WHAT THIS TASK INVOLVES: Reproduce all of the listing below without alteration.

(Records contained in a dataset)
--------

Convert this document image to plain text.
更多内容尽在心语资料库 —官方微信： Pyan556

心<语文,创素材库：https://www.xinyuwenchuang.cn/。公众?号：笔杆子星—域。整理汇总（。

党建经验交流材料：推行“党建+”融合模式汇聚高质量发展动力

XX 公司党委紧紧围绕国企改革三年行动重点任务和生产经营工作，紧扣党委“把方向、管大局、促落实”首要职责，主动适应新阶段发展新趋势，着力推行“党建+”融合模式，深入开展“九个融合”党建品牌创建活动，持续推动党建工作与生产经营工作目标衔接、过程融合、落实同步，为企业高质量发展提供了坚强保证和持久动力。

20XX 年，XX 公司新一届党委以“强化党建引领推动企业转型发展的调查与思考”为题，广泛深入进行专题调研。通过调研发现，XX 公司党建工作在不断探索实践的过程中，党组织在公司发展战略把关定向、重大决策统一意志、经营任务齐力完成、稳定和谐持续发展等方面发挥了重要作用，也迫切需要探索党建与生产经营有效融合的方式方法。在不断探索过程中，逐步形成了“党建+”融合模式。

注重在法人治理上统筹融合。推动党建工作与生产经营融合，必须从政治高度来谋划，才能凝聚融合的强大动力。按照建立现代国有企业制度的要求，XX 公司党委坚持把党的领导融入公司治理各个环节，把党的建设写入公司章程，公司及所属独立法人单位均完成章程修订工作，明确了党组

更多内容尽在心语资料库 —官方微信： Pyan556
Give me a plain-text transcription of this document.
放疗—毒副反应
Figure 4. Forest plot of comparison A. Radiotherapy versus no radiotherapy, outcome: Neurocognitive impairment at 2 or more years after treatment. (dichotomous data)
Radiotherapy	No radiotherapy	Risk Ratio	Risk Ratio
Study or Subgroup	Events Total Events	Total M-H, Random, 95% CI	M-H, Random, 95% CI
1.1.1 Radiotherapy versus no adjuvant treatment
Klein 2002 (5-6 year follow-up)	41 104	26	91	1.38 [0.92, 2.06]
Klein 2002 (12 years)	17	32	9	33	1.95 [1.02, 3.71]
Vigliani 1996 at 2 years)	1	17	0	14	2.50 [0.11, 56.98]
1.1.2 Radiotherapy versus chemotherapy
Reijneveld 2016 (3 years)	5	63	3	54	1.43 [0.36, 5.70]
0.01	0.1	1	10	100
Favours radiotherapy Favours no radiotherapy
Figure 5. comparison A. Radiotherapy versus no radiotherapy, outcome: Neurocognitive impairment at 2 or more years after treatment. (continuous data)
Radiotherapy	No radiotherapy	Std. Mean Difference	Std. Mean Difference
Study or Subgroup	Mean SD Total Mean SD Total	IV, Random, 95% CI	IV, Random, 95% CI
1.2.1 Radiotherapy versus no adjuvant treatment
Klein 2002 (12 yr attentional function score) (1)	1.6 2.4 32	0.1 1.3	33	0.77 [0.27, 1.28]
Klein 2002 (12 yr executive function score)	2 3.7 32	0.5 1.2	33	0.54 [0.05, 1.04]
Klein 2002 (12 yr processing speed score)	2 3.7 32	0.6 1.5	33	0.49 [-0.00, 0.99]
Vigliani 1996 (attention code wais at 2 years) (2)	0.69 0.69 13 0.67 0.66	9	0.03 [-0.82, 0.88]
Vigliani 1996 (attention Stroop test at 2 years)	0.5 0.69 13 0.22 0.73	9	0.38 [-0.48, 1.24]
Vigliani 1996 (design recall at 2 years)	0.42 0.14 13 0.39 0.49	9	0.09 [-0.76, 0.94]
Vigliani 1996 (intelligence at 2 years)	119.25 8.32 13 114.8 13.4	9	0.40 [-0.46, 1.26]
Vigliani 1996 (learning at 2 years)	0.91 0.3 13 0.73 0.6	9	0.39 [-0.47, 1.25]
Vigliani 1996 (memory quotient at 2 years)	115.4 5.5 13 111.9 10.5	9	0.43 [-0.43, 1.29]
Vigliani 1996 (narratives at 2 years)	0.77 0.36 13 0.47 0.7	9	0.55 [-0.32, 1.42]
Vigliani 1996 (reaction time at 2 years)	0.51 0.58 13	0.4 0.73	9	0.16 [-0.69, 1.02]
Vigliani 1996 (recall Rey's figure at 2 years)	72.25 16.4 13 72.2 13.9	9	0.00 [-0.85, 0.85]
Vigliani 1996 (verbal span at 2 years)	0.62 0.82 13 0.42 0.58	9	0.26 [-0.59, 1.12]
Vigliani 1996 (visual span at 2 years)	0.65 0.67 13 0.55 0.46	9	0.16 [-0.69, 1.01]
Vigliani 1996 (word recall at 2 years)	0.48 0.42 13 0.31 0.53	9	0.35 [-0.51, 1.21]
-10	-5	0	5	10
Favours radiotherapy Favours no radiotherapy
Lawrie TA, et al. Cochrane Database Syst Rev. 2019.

--------

RESULT BELOW:
Convert this document image to plain text.
更多内容尽在心语资料库 —官方微信： Pyan556

心<语文,创素材库：https://www.xinyuwenchuang.cn/。公众?号：笔杆子星—域。整理汇总（。

党建经验交流材料：推行“党建+”融合模式汇聚高质量发展动力

XX 公司党委紧紧围绕国企改革三年行动重点任务和生产经营工作，紧扣党委“把方向、管大局、促落实”首要职责，主动适应新阶段发展新趋势，着力推行“党建+”融合模式，深入开展“九个融合”党建品牌创建活动，持续推动党建工作与生产经营工作目标衔接、过程融合、落实同步，为企业高质量发展提供了坚强保证和持久动力。

20XX 年，XX 公司新一届党委以“强化党建引领推动企业转型发展的调查与思考”为题，广泛深入进行专题调研。通过调研发现，XX 公司党建工作在不断探索实践的过程中，党组织在公司发展战略把关定向、重大决策统一意志、经营任务齐力完成、稳定和谐持续发展等方面发挥了重要作用，也迫切需要探索党建与生产经营有效融合的方式方法。在不断探索过程中，逐步形成了“党建+”融合模式。

注重在法人治理上统筹融合。推动党建工作与生产经营融合，必须从政治高度来谋划，才能凝聚融合的强大动力。按照建立现代国有企业制度的要求，XX 公司党委坚持把党的领导融入公司治理各个环节，把党的建设写入公司章程，公司及所属独立法人单位均完成章程修订工作，明确了党组

更多内容尽在心语资料库 —官方微信： Pyan556
Give me a plain-text transcription of this document.
放疗—毒副反应
Figure 4. Forest plot of comparison A. Radiotherapy versus no radiotherapy, outcome: Neurocognitive impairment at 2 or more years after treatment. (dichotomous data)
Radiotherapy	No radiotherapy	Risk Ratio	Risk Ratio
Study or Subgroup	Events Total Events	Total M-H, Random, 95% CI	M-H, Random, 95% CI
1.1.1 Radiotherapy versus no adjuvant treatment
Klein 2002 (5-6 year follow-up)	41 104	26	91	1.38 [0.92, 2.06]
Klein 2002 (12 years)	17	32	9	33	1.95 [1.02, 3.71]
Vigliani 1996 at 2 years)	1	17	0	14	2.50 [0.11, 56.98]
1.1.2 Radiotherapy versus chemotherapy
Reijneveld 2016 (3 years)	5	63	3	54	1.43 [0.36, 5.70]
0.01	0.1	1	10	100
Favours radiotherapy Favours no radiotherapy
Figure 5. comparison A. Radiotherapy versus no radiotherapy, outcome: Neurocognitive impairment at 2 or more years after treatment. (continuous data)
Radiotherapy	No radiotherapy	Std. Mean Difference	Std. Mean Difference
Study or Subgroup	Mean SD Total Mean SD Total	IV, Random, 95% CI	IV, Random, 95% CI
1.2.1 Radiotherapy versus no adjuvant treatment
Klein 2002 (12 yr attentional function score) (1)	1.6 2.4 32	0.1 1.3	33	0.77 [0.27, 1.28]
Klein 2002 (12 yr executive function score)	2 3.7 32	0.5 1.2	33	0.54 [0.05, 1.04]
Klein 2002 (12 yr processing speed score)	2 3.7 32	0.6 1.5	33	0.49 [-0.00, 0.99]
Vigliani 1996 (attention code wais at 2 years) (2)	0.69 0.69 13 0.67 0.66	9	0.03 [-0.82, 0.88]
Vigliani 1996 (attention Stroop test at 2 years)	0.5 0.69 13 0.22 0.73	9	0.38 [-0.48, 1.24]
Vigliani 1996 (design recall at 2 years)	0.42 0.14 13 0.39 0.49	9	0.09 [-0.76, 0.94]
Vigliani 1996 (intelligence at 2 years)	119.25 8.32 13 114.8 13.4	9	0.40 [-0.46, 1.26]
Vigliani 1996 (learning at 2 years)	0.91 0.3 13 0.73 0.6	9	0.39 [-0.47, 1.25]
Vigliani 1996 (memory quotient at 2 years)	115.4 5.5 13 111.9 10.5	9	0.43 [-0.43, 1.29]
Vigliani 1996 (narratives at 2 years)	0.77 0.36 13 0.47 0.7	9	0.55 [-0.32, 1.42]
Vigliani 1996 (reaction time at 2 years)	0.51 0.58 13	0.4 0.73	9	0.16 [-0.69, 1.02]
Vigliani 1996 (recall Rey's figure at 2 years)	72.25 16.4 13 72.2 13.9	9	0.00 [-0.85, 0.85]
Vigliani 1996 (verbal span at 2 years)	0.62 0.82 13 0.42 0.58	9	0.26 [-0.59, 1.12]
Vigliani 1996 (visual span at 2 years)	0.65 0.67 13 0.55 0.46	9	0.16 [-0.69, 1.01]
Vigliani 1996 (word recall at 2 years)	0.48 0.42 13 0.31 0.53	9	0.35 [-0.51, 1.21]
-10	-5	0	5	10
Favours radiotherapy Favours no radiotherapy
Lawrie TA, et al. Cochrane Database Syst Rev. 2019.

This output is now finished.